**Objective:** Make an exact copy of all the entries, but do not reproduce the pictures.

**Stored records:**
____________________

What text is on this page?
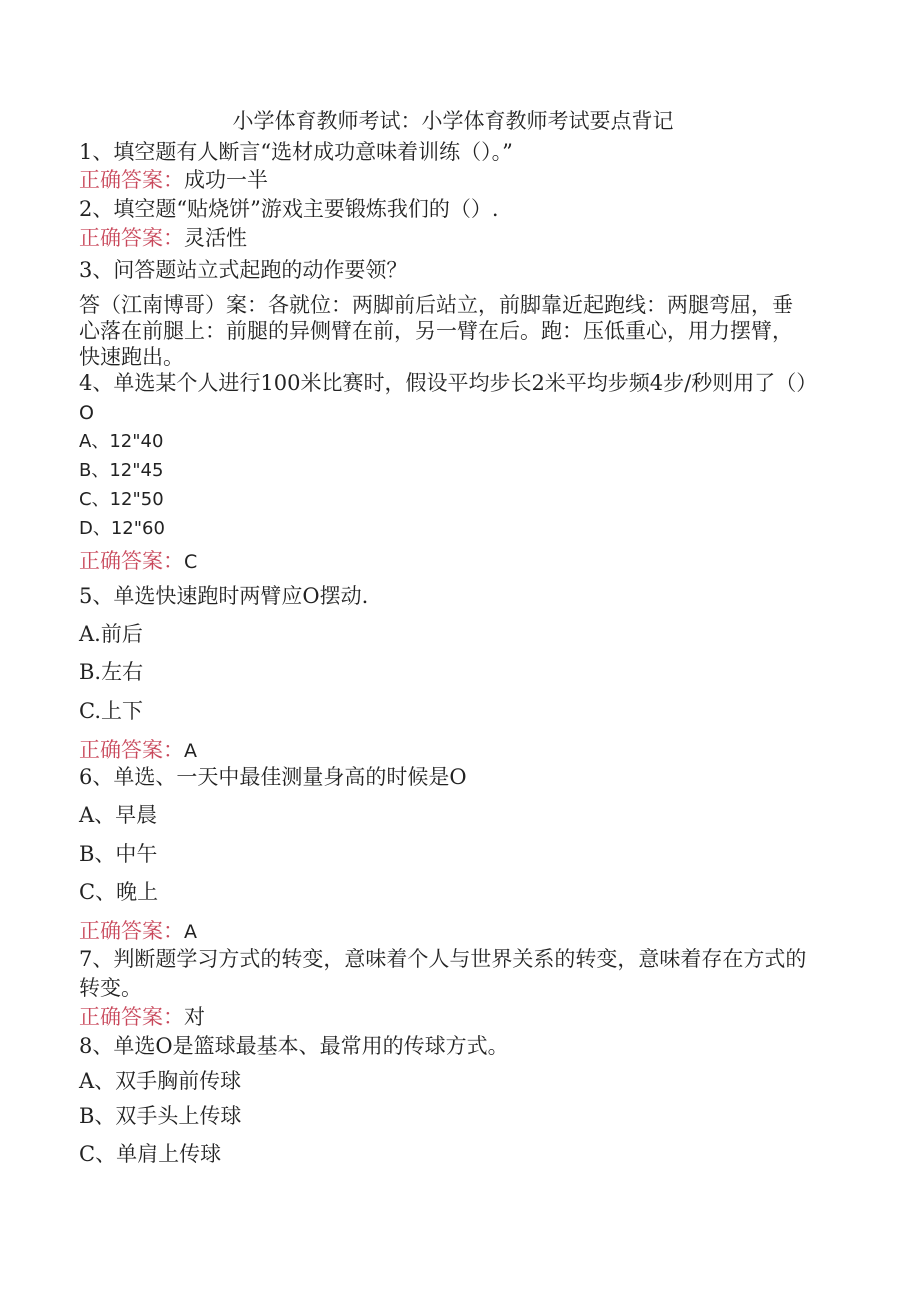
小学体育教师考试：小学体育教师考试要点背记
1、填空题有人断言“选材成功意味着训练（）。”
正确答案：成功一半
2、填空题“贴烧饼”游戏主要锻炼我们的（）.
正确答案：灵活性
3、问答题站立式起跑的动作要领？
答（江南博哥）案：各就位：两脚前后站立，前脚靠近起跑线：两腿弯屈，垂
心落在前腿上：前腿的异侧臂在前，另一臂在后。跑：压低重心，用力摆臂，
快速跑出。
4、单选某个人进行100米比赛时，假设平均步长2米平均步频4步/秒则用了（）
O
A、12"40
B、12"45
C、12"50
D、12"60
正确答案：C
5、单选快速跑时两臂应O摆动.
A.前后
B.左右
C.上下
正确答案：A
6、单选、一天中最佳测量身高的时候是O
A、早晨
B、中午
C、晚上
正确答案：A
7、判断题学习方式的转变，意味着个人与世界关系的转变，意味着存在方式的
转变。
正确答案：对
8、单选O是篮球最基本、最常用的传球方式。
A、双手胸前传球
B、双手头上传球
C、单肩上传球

____________________

**Final result:**
What text is on this page?
小学体育教师考试：小学体育教师考试要点背记
1、填空题有人断言“选材成功意味着训练（）。”
正确答案：成功一半
2、填空题“贴烧饼”游戏主要锻炼我们的（）.
正确答案：灵活性
3、问答题站立式起跑的动作要领？
答（江南博哥）案：各就位：两脚前后站立，前脚靠近起跑线：两腿弯屈，垂
心落在前腿上：前腿的异侧臂在前，另一臂在后。跑：压低重心，用力摆臂，
快速跑出。
4、单选某个人进行100米比赛时，假设平均步长2米平均步频4步/秒则用了（）
O
A、12"40
B、12"45
C、12"50
D、12"60
正确答案：C
5、单选快速跑时两臂应O摆动.
A.前后
B.左右
C.上下
正确答案：A
6、单选、一天中最佳测量身高的时候是O
A、早晨
B、中午
C、晚上
正确答案：A
7、判断题学习方式的转变，意味着个人与世界关系的转变，意味着存在方式的
转变。
正确答案：对
8、单选O是篮球最基本、最常用的传球方式。
A、双手胸前传球
B、双手头上传球
C、单肩上传球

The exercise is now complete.